— BEGIN RECORD SET —

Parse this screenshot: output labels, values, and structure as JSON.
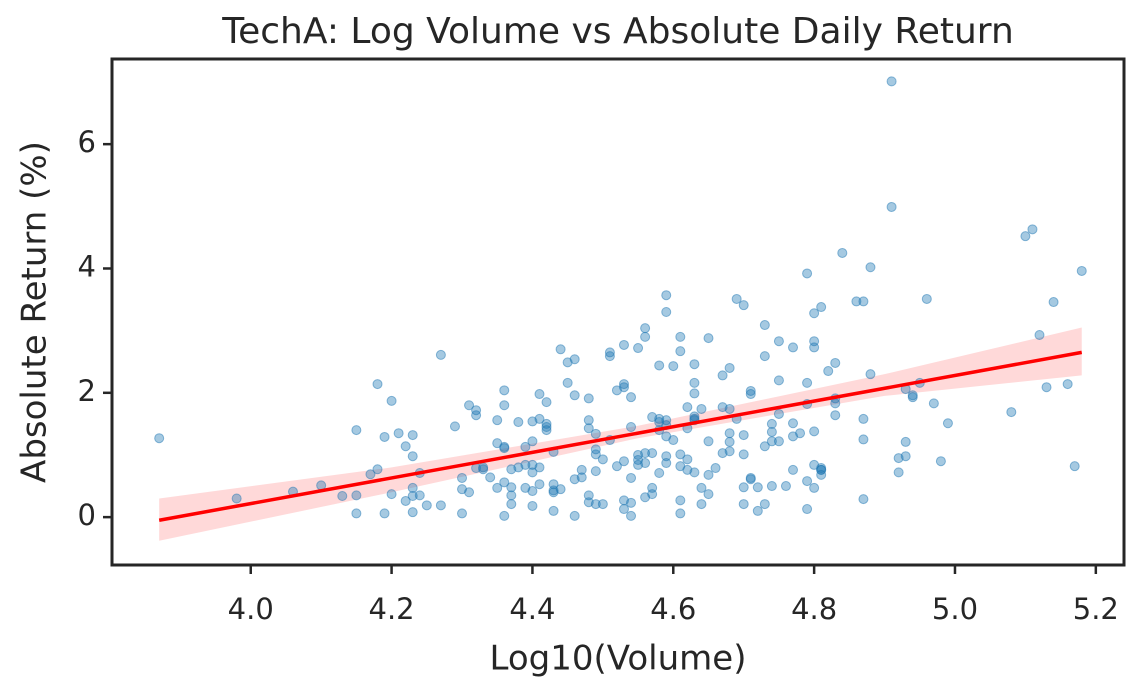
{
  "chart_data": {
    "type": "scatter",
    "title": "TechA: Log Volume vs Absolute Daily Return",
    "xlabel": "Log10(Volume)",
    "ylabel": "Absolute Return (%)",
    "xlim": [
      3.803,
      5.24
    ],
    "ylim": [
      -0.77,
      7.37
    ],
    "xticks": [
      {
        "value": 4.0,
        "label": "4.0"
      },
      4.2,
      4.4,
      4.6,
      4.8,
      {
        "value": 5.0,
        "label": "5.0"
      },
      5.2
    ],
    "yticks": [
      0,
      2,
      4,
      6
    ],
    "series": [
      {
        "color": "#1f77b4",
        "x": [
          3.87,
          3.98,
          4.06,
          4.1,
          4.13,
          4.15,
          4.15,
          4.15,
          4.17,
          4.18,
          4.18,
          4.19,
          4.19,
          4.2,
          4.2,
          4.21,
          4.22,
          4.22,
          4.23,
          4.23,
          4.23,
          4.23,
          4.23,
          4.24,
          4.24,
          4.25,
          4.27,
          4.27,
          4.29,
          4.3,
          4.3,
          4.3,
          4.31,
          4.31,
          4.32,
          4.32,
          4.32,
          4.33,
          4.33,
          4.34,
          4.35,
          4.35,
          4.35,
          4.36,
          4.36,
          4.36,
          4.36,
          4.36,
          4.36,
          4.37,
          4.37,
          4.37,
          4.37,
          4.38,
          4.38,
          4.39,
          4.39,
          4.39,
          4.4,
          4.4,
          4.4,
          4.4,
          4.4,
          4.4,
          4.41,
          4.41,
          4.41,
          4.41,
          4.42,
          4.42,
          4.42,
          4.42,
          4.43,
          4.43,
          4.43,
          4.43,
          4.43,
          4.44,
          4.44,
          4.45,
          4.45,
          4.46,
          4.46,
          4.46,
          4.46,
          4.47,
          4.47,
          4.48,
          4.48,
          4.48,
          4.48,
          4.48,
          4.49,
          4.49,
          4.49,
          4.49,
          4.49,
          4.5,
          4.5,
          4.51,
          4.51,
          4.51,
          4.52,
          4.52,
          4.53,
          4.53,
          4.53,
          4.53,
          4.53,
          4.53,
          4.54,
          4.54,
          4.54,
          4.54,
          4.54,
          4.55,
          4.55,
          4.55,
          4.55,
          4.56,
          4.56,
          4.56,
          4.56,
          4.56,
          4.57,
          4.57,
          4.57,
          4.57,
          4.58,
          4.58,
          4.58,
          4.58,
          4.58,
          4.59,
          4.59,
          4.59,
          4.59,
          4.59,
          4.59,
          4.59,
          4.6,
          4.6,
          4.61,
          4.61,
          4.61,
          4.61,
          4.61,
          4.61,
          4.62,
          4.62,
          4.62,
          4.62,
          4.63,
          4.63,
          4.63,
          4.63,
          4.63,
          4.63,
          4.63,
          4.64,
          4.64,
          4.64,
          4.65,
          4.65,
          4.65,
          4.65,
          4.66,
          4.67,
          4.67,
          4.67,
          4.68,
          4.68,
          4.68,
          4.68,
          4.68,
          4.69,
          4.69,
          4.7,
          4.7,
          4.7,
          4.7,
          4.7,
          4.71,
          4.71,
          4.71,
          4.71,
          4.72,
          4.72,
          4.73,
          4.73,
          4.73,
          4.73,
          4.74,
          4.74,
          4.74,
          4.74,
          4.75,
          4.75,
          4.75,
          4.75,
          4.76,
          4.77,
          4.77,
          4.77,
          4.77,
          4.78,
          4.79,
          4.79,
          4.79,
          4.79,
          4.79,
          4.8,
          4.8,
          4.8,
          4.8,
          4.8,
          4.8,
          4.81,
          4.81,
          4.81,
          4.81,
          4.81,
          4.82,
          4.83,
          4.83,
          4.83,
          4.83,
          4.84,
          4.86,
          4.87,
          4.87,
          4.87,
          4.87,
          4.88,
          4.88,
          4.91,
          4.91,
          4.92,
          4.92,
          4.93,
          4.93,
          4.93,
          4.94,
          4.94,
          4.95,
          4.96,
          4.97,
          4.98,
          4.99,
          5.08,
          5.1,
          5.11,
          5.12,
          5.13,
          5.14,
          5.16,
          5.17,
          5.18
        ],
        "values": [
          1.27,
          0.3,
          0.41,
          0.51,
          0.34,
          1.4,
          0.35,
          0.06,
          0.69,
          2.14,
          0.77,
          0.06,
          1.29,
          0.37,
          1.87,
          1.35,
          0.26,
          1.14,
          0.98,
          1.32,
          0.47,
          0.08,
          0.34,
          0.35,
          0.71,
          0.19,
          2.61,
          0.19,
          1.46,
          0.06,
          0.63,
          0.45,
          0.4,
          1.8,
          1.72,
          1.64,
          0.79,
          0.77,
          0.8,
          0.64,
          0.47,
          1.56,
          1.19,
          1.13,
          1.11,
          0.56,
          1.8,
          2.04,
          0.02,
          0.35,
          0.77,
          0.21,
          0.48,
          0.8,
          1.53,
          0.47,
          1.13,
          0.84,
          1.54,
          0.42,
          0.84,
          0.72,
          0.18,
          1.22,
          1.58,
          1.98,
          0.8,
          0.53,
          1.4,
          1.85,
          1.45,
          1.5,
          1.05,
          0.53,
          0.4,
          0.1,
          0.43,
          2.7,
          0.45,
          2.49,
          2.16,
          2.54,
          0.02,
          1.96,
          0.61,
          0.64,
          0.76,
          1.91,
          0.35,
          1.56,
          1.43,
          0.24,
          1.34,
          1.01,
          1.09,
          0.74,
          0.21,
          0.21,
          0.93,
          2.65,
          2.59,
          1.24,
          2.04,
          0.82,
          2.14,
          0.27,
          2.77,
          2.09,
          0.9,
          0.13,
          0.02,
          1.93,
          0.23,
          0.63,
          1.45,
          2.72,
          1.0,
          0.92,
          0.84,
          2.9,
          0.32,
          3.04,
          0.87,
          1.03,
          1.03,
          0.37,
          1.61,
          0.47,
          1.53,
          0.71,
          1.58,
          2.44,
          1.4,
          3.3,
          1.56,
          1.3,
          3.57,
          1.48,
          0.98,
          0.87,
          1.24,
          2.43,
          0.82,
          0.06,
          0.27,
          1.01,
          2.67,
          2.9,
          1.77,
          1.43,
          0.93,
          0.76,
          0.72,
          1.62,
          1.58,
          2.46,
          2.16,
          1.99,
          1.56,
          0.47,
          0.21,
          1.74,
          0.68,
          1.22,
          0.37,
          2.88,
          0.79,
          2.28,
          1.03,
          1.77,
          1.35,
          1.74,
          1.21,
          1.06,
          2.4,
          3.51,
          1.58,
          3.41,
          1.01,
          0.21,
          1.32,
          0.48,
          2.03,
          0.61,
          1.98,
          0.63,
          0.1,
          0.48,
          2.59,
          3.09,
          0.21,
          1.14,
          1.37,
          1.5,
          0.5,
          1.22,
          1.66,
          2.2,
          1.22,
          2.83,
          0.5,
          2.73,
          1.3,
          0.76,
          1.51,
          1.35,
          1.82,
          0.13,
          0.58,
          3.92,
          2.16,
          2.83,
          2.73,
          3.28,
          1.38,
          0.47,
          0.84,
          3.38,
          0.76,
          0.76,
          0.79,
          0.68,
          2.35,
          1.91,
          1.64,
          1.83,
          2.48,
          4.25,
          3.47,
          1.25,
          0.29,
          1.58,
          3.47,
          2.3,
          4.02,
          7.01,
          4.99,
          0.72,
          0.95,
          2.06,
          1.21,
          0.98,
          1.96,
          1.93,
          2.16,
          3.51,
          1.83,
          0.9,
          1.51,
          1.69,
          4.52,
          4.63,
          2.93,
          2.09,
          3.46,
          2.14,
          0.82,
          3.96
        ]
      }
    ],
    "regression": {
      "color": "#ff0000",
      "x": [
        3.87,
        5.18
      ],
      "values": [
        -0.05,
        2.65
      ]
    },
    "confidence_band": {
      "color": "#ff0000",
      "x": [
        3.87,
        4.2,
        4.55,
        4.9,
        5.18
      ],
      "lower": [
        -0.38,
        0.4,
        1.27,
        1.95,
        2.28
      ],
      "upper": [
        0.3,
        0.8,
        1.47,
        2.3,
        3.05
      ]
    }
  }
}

— END RECORD SET —
— BEGIN RECORD SET —

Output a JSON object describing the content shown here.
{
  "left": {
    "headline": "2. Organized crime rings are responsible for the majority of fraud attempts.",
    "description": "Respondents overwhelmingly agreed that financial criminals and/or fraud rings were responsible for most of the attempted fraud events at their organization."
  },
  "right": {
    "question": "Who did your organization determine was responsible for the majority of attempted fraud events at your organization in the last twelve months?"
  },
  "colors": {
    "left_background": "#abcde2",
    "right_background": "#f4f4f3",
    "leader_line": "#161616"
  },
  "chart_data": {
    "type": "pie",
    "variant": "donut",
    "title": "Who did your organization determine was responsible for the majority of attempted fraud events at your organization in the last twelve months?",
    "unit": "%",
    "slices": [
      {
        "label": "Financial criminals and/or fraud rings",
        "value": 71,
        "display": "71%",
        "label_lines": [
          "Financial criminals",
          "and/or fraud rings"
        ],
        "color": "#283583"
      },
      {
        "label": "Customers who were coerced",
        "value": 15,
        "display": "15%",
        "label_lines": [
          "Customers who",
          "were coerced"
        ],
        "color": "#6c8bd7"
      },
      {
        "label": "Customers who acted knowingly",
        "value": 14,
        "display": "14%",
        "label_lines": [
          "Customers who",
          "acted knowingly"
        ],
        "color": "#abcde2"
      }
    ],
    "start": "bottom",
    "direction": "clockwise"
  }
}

— END RECORD SET —
— BEGIN RECORD SET —

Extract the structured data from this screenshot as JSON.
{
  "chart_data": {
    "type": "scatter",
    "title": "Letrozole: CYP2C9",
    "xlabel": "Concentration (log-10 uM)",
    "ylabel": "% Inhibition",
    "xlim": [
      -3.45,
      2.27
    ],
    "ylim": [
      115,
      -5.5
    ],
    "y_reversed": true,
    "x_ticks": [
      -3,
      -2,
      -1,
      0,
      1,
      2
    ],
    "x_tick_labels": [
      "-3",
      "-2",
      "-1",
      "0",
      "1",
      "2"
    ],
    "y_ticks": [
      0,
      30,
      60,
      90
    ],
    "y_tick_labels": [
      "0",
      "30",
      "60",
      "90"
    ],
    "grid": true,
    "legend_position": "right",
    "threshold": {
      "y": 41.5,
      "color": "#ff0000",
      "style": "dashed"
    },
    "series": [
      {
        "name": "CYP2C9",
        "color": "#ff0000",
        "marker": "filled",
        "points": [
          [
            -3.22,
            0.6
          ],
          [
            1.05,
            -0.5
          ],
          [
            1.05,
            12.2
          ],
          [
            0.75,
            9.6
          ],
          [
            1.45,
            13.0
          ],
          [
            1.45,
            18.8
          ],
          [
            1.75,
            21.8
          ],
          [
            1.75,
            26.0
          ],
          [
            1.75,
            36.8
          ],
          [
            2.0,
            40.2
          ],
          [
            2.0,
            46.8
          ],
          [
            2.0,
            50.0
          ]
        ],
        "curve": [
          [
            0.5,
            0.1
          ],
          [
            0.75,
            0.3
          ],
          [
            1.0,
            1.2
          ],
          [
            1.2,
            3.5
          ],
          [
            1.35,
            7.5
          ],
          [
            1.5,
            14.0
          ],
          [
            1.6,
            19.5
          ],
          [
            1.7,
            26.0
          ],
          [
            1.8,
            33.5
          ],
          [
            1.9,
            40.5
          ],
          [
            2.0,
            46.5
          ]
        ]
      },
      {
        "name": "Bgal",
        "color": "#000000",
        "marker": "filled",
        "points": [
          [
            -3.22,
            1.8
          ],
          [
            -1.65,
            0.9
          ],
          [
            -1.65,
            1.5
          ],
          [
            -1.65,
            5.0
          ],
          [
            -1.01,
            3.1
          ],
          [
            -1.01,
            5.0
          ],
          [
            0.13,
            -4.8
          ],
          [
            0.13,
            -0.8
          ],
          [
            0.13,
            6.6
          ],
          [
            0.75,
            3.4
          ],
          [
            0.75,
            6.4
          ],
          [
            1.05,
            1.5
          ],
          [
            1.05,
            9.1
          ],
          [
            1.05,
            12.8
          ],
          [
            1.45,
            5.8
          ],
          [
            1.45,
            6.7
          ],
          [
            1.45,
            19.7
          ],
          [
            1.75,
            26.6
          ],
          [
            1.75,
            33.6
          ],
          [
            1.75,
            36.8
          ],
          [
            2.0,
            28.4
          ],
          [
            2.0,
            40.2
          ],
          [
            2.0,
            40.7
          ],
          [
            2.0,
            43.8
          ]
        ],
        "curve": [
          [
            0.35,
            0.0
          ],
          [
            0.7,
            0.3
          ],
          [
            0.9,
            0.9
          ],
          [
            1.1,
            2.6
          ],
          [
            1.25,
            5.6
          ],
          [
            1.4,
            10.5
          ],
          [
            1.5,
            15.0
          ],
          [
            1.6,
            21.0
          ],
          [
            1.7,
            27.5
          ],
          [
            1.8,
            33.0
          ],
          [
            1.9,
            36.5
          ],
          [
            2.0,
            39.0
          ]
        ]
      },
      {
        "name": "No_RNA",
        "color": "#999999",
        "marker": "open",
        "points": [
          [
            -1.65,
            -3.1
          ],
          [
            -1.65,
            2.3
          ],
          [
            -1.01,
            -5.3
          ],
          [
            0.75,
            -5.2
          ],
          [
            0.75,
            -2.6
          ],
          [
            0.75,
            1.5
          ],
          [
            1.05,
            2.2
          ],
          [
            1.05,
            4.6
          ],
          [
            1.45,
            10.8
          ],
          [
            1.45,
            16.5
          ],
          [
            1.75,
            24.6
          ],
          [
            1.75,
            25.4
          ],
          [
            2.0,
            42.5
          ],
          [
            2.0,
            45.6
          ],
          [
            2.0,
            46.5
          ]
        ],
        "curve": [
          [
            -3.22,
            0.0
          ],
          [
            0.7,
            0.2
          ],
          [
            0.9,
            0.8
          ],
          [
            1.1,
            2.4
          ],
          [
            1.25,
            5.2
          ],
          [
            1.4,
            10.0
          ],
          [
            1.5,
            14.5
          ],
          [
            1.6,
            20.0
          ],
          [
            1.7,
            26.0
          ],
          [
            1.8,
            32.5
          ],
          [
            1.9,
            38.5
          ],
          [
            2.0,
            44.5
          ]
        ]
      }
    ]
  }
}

— END RECORD SET —

Where a line above contains the string "title", copy that line.

■ WORKED SOLUTION:
    "title": "TechA: Log Volume vs Absolute Daily Return",
    "title": "Who did your organization determine was responsible for the majority of attempted fraud events at your organization in the last twelve months?",
    "title": "Letrozole: CYP2C9",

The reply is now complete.